**Directive:** Set down everything from the start of the records down to the line containing "top-chart-xtick-label: 0 (205, 300, 211, 312)", both ends included, with each line copied word for word.

**Entries:**

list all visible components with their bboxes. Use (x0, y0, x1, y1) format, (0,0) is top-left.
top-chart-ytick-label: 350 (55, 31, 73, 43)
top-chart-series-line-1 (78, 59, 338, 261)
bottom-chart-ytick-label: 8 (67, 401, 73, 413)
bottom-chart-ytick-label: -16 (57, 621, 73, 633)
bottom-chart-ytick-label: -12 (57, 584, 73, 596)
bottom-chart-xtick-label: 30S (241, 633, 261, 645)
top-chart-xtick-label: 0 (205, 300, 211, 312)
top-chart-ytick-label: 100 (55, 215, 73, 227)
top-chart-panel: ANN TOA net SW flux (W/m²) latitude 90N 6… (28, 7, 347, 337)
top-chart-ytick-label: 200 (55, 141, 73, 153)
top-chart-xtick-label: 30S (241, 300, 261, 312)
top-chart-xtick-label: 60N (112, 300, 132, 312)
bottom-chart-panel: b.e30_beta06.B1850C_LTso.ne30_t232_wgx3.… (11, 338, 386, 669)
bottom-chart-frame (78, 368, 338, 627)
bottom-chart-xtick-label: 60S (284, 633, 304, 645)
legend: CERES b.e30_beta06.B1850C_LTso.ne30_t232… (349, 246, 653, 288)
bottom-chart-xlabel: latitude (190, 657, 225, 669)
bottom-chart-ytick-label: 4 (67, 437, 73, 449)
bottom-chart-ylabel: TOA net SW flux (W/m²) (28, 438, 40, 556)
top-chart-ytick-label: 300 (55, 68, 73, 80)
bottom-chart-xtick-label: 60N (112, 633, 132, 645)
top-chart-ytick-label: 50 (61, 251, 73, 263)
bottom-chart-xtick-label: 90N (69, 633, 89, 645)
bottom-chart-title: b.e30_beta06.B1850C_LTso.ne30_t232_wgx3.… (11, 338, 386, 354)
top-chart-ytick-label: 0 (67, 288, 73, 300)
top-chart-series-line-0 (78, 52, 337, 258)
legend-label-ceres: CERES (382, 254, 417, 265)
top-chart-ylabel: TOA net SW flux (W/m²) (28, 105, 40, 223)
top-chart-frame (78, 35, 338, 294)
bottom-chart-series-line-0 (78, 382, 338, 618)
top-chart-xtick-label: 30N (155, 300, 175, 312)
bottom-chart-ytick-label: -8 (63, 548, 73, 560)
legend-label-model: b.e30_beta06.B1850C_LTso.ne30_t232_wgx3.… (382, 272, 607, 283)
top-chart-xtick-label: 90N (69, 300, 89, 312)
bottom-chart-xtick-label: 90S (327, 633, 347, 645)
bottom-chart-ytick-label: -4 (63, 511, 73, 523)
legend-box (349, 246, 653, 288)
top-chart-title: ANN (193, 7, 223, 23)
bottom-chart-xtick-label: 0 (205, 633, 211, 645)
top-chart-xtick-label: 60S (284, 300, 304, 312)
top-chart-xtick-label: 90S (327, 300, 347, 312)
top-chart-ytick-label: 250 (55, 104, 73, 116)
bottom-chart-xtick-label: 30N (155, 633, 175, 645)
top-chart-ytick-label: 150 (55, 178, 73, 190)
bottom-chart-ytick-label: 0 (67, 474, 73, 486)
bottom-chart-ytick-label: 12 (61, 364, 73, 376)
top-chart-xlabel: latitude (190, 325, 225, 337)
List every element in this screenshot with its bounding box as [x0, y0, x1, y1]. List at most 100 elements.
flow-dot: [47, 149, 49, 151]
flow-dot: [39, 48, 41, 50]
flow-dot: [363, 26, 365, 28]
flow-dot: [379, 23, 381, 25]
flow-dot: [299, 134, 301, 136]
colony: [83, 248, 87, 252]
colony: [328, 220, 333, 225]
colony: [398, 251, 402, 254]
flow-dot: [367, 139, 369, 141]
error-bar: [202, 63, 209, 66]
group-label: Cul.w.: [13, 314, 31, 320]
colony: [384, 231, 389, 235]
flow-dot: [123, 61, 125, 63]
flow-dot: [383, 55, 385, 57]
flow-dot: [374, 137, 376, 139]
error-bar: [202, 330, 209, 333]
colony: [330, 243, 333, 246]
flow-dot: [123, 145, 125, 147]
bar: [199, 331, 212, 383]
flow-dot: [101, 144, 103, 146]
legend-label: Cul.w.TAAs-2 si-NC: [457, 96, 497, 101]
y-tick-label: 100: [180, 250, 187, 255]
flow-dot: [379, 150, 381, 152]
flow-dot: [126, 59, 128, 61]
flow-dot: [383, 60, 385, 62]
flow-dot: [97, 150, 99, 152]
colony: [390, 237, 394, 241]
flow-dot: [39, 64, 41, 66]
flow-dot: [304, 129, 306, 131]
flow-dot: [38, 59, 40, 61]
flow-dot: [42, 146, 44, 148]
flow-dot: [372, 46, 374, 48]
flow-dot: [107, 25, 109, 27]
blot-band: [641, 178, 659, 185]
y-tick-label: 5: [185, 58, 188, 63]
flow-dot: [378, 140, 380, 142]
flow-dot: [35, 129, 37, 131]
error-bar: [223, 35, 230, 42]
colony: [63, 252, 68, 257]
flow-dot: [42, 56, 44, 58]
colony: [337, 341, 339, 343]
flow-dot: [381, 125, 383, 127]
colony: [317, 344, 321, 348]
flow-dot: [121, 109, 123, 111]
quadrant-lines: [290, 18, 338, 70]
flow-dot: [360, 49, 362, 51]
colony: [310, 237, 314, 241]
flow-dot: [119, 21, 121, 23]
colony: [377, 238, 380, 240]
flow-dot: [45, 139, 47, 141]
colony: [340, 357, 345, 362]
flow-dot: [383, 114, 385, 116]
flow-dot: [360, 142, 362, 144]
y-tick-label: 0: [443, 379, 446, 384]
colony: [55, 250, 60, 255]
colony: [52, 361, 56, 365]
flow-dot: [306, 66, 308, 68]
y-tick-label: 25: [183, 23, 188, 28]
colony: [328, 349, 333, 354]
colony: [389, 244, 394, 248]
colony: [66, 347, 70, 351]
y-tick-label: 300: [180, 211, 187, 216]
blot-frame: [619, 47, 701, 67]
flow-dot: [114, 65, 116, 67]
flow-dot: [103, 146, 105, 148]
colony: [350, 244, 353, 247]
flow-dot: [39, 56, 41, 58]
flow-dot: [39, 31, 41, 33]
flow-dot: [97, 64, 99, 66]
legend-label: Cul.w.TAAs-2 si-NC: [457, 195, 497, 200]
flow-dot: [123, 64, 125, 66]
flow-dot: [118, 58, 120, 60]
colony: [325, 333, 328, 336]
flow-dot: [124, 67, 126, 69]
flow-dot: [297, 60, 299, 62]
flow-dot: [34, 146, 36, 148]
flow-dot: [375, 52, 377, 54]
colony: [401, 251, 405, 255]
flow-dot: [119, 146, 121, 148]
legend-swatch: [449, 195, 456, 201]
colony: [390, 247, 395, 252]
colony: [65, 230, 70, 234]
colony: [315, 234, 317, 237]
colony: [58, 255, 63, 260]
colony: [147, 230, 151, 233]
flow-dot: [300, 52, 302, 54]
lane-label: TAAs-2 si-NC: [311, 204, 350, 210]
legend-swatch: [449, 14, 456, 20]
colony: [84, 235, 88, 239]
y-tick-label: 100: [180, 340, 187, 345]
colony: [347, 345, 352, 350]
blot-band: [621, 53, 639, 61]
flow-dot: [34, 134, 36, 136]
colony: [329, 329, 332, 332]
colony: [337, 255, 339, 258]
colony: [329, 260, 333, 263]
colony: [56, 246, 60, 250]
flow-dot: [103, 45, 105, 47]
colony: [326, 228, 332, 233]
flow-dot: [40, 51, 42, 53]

**The reply:**
list all visible components with their bboxes. Use (x0, y0, x1, y1) format, (0,0) is top-left.
top-chart-ytick-label: 350 (55, 31, 73, 43)
top-chart-series-line-1 (78, 59, 338, 261)
bottom-chart-ytick-label: 8 (67, 401, 73, 413)
bottom-chart-ytick-label: -16 (57, 621, 73, 633)
bottom-chart-ytick-label: -12 (57, 584, 73, 596)
bottom-chart-xtick-label: 30S (241, 633, 261, 645)
top-chart-xtick-label: 0 (205, 300, 211, 312)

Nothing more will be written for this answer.